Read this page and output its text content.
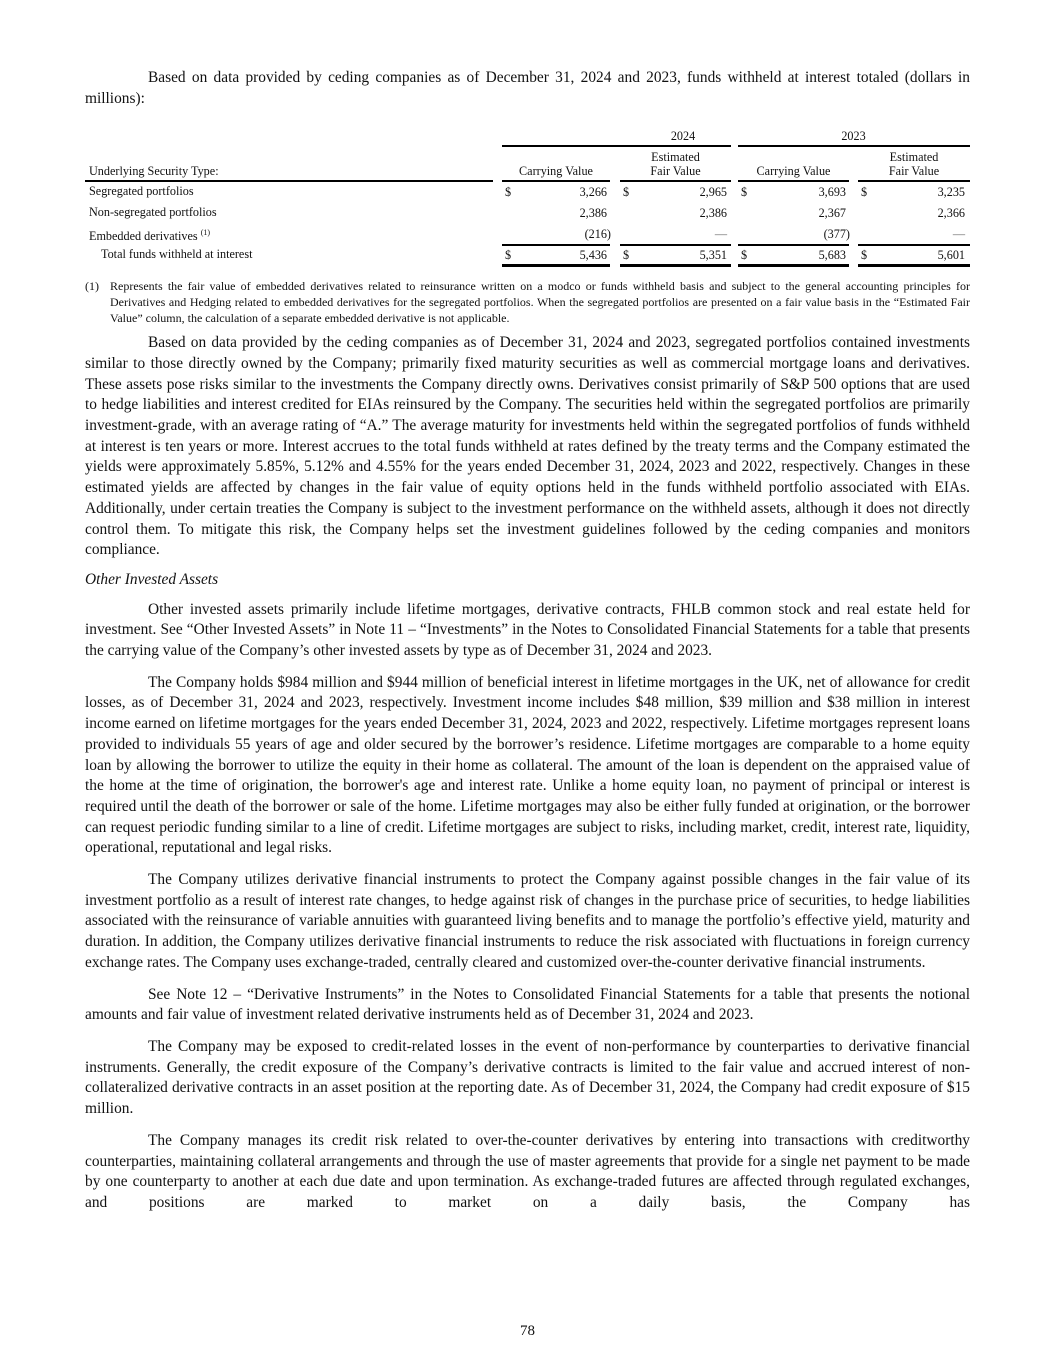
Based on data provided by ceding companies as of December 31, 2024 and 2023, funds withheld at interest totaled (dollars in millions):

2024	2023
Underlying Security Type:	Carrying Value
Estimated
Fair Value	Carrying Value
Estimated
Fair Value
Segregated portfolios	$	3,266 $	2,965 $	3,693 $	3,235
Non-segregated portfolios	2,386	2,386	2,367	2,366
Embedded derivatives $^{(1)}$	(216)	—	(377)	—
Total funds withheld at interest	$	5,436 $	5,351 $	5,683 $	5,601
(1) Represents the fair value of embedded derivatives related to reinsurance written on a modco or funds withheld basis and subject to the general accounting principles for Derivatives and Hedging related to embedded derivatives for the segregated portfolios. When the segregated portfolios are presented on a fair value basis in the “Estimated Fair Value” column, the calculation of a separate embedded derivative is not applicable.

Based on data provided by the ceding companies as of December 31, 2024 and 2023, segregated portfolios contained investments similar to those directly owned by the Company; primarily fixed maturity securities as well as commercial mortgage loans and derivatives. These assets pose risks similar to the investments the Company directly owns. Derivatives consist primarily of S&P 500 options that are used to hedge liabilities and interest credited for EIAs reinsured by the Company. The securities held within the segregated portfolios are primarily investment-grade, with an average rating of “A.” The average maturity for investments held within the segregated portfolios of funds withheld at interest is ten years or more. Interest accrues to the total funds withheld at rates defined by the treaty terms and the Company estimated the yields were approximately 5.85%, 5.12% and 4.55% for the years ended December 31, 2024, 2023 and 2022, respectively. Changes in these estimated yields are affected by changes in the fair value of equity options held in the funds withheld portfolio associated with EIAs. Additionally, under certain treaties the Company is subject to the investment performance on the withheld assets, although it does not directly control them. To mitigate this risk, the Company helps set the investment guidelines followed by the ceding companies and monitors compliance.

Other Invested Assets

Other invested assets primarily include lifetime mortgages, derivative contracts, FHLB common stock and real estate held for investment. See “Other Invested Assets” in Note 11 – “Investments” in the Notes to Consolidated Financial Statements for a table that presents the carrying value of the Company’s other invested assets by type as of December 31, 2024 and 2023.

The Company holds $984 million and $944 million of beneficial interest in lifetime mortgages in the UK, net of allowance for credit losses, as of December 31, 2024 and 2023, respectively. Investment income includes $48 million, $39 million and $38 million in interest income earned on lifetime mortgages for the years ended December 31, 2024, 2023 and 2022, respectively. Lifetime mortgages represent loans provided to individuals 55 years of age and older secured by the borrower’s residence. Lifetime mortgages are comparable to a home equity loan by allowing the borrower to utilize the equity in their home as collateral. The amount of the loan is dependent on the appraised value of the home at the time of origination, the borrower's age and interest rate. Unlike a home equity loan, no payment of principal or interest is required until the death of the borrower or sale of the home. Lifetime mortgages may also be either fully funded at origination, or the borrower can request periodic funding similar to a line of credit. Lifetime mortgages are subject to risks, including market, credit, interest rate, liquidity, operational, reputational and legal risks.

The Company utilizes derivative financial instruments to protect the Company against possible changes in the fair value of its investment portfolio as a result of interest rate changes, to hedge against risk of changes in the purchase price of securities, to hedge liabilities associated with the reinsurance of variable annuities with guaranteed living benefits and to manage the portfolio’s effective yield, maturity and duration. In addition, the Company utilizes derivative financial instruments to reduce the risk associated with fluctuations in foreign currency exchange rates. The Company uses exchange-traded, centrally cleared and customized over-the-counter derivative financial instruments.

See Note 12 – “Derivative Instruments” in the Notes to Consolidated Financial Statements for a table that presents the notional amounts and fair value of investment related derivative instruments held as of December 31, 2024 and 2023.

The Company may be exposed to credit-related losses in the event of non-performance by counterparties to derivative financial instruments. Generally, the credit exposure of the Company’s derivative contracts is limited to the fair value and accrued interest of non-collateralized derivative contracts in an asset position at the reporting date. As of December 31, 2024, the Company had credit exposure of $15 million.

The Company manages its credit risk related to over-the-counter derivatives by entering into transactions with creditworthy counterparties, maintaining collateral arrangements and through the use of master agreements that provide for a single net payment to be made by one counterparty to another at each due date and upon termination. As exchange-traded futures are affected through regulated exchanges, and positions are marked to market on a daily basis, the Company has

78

--

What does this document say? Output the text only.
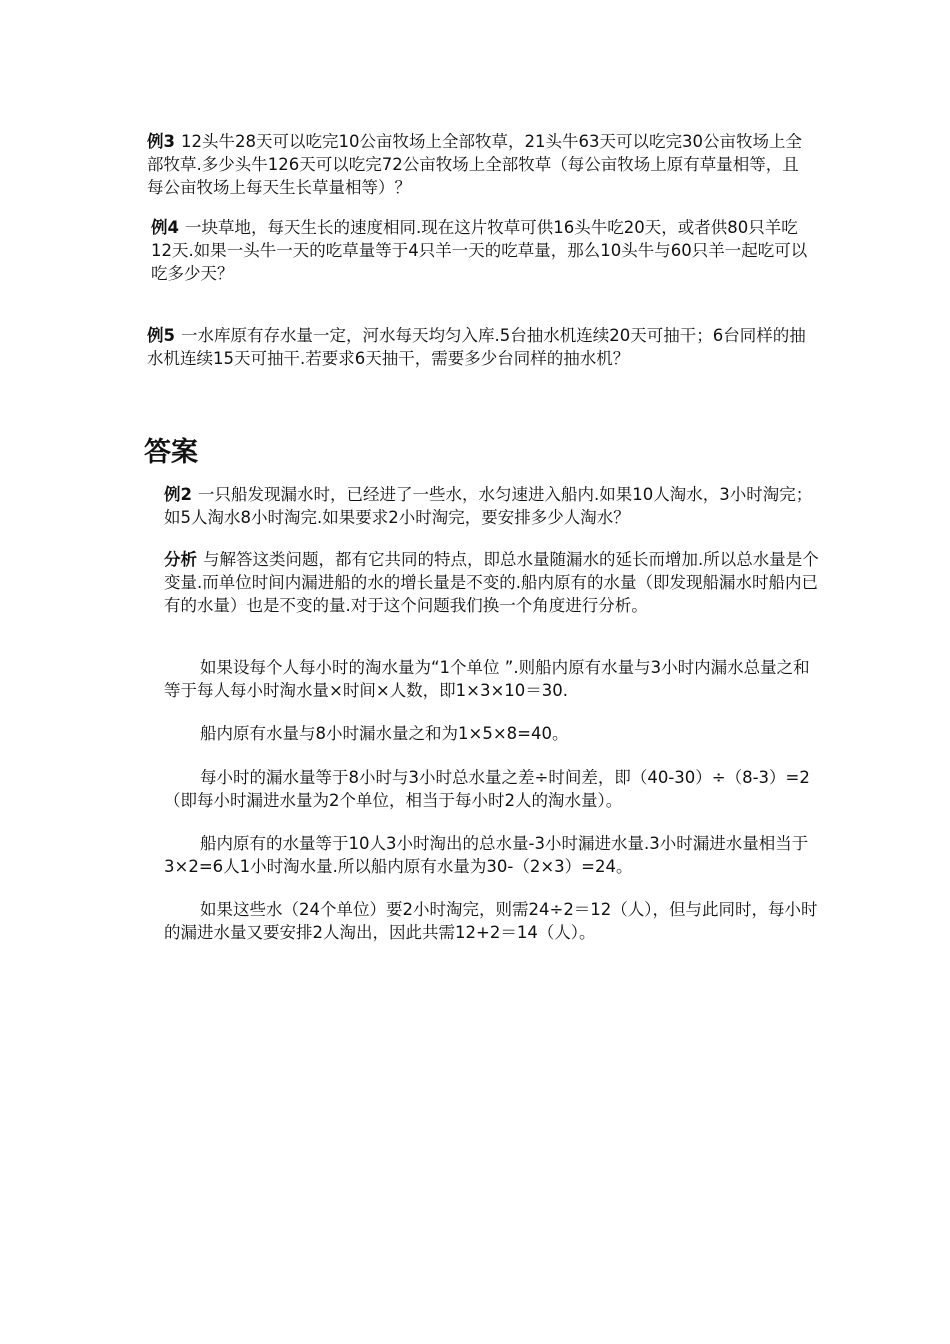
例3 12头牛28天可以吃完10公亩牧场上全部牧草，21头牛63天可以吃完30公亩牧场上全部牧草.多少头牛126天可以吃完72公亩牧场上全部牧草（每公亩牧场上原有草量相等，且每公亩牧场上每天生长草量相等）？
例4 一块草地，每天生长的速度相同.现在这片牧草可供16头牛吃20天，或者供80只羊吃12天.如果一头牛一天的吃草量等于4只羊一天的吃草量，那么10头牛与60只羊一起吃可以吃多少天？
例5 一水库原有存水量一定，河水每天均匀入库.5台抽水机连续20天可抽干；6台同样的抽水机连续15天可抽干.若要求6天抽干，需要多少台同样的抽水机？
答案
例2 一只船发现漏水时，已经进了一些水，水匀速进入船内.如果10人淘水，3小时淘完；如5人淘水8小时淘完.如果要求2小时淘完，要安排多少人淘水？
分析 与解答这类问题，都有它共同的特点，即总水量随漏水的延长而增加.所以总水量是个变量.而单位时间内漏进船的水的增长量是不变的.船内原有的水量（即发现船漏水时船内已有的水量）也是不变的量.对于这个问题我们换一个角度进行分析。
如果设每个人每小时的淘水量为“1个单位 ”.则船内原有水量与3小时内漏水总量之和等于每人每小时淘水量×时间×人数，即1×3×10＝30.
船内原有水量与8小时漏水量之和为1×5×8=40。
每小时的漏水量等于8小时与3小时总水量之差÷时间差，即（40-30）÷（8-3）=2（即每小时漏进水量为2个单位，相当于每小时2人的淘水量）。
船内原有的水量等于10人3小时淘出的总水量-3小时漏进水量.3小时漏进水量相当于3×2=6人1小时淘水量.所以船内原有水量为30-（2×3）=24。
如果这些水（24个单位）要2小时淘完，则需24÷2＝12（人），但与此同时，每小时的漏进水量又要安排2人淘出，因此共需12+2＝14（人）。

*Instructions to follow*
From the records above, pull out every line containing the word "text".

*Result below*
Read this page and output its text content.
What does this document say? Output the text only.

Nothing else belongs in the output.